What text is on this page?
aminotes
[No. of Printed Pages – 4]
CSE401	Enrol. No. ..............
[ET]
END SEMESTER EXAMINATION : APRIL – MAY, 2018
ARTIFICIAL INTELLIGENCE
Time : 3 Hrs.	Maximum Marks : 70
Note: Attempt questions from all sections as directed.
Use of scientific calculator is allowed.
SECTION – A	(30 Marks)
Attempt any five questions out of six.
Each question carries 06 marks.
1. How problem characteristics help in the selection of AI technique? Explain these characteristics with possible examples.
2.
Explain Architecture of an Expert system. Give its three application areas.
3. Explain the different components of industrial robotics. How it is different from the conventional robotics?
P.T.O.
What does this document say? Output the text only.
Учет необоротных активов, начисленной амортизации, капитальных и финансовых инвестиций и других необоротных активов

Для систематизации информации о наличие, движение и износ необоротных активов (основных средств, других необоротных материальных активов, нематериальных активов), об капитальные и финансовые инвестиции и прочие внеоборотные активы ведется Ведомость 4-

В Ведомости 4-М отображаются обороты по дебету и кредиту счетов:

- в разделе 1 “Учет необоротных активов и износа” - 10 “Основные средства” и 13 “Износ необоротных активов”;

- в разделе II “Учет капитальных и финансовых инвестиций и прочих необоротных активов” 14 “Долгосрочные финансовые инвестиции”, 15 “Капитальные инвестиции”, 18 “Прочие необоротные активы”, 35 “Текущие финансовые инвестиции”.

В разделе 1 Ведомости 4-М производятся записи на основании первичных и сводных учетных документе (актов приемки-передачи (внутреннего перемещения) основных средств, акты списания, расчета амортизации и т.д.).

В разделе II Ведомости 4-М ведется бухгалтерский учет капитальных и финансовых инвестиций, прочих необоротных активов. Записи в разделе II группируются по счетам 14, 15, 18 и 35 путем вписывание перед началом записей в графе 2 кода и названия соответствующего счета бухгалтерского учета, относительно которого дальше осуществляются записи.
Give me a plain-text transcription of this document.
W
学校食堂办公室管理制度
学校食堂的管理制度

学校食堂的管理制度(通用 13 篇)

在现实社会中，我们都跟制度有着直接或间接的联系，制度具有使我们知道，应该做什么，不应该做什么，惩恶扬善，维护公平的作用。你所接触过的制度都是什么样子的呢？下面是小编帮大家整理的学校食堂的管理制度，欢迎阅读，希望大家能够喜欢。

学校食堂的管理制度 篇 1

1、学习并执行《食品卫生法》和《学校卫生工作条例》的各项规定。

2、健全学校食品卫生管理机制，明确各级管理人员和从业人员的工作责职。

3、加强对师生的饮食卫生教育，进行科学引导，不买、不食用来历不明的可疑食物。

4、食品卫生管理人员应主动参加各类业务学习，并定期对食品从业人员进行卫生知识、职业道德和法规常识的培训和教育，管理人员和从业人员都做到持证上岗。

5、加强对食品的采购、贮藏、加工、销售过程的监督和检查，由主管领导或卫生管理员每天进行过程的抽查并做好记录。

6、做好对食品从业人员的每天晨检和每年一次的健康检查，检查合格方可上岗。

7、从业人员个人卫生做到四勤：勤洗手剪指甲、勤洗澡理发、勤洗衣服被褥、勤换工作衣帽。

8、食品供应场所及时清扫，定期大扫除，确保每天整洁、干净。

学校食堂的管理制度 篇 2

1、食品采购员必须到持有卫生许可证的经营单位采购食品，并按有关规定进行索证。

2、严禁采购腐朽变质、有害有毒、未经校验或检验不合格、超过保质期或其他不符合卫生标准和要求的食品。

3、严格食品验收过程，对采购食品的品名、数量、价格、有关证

Aim of the task
Search the lines above for the string "Give" and copy each line that has it.

Response to this task
Explain Architecture of an Expert system. Give its three application areas.
Give me a plain-text transcription of this document.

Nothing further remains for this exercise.